→ **Saved data entries**:

^^^^^^^^^^^^^^^^

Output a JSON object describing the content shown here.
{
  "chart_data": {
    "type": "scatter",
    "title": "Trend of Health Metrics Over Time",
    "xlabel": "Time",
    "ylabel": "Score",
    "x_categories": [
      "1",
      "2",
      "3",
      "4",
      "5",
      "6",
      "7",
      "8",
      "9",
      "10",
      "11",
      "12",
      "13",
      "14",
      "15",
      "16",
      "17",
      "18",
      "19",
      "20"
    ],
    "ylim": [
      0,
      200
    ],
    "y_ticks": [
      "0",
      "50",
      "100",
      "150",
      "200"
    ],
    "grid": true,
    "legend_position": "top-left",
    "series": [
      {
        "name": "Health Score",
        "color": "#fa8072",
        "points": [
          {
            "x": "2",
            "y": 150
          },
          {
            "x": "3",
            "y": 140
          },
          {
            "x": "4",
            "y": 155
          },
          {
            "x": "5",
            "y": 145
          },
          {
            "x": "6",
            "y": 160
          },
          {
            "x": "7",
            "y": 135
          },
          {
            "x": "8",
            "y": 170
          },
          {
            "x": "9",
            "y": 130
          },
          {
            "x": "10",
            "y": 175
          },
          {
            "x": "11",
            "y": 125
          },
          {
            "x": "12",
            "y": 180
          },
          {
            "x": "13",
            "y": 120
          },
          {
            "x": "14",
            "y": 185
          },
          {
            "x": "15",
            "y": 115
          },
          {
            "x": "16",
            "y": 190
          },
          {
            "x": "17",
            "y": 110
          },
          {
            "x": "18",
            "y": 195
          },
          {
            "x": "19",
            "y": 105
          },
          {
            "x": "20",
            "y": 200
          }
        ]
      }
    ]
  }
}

^^^^^^^^^^^^^^^^

→ **YOUR TASK**:
Determine how many lines of the listing above include the word "Health", and report that number only.

→ **EXERCISE ANSWER**:
2